Write out the entries below once more, exactly.
:::::
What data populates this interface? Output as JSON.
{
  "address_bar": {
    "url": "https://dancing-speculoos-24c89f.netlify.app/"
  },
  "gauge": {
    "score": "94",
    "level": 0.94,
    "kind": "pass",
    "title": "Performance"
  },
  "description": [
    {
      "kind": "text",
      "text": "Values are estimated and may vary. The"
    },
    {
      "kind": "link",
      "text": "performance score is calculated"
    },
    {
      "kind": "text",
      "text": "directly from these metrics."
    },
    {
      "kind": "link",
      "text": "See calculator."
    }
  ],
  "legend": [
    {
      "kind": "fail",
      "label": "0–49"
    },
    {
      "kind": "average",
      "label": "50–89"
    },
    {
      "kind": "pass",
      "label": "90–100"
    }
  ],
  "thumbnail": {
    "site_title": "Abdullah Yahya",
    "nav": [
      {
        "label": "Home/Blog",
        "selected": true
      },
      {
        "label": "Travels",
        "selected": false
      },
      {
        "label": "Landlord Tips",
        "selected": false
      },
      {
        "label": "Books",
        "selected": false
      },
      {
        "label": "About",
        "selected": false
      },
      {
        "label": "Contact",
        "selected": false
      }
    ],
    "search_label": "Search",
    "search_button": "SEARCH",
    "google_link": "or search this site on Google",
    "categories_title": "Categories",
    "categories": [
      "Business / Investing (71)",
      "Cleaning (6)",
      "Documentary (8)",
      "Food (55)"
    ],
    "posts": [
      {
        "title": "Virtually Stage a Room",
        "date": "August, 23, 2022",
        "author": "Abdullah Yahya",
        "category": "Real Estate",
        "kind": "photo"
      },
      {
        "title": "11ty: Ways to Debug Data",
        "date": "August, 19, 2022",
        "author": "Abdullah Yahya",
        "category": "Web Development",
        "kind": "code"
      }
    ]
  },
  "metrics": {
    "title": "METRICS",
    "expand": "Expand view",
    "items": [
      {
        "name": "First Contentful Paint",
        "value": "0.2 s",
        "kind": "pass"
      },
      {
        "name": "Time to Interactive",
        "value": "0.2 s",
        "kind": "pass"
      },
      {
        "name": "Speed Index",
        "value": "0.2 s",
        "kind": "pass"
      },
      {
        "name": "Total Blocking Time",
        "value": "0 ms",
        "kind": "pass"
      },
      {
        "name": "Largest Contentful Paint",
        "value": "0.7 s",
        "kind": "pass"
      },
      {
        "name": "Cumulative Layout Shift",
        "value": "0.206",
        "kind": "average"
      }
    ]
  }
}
:::::
• _Task output_:
What data populates this interface? Output as JSON.
{
  "address_bar": {
    "url": "https://dancing-speculoos-24c89f.netlify.app/"
  },
  "gauge": {
    "score": "94",
    "level": 0.94,
    "kind": "pass",
    "title": "Performance"
  },
  "description": [
    {
      "kind": "text",
      "text": "Values are estimated and may vary. The"
    },
    {
      "kind": "link",
      "text": "performance score is calculated"
    },
    {
      "kind": "text",
      "text": "directly from these metrics."
    },
    {
      "kind": "link",
      "text": "See calculator."
    }
  ],
  "legend": [
    {
      "kind": "fail",
      "label": "0–49"
    },
    {
      "kind": "average",
      "label": "50–89"
    },
    {
      "kind": "pass",
      "label": "90–100"
    }
  ],
  "thumbnail": {
    "site_title": "Abdullah Yahya",
    "nav": [
      {
        "label": "Home/Blog",
        "selected": true
      },
      {
        "label": "Travels",
        "selected": false
      },
      {
        "label": "Landlord Tips",
        "selected": false
      },
      {
        "label": "Books",
        "selected": false
      },
      {
        "label": "About",
        "selected": false
      },
      {
        "label": "Contact",
        "selected": false
      }
    ],
    "search_label": "Search",
    "search_button": "SEARCH",
    "google_link": "or search this site on Google",
    "categories_title": "Categories",
    "categories": [
      "Business / Investing (71)",
      "Cleaning (6)",
      "Documentary (8)",
      "Food (55)"
    ],
    "posts": [
      {
        "title": "Virtually Stage a Room",
        "date": "August, 23, 2022",
        "author": "Abdullah Yahya",
        "category": "Real Estate",
        "kind": "photo"
      },
      {
        "title": "11ty: Ways to Debug Data",
        "date": "August, 19, 2022",
        "author": "Abdullah Yahya",
        "category": "Web Development",
        "kind": "code"
      }
    ]
  },
  "metrics": {
    "title": "METRICS",
    "expand": "Expand view",
    "items": [
      {
        "name": "First Contentful Paint",
        "value": "0.2 s",
        "kind": "pass"
      },
      {
        "name": "Time to Interactive",
        "value": "0.2 s",
        "kind": "pass"
      },
      {
        "name": "Speed Index",
        "value": "0.2 s",
        "kind": "pass"
      },
      {
        "name": "Total Blocking Time",
        "value": "0 ms",
        "kind": "pass"
      },
      {
        "name": "Largest Contentful Paint",
        "value": "0.7 s",
        "kind": "pass"
      },
      {
        "name": "Cumulative Layout Shift",
        "value": "0.206",
        "kind": "average"
      }
    ]
  }
}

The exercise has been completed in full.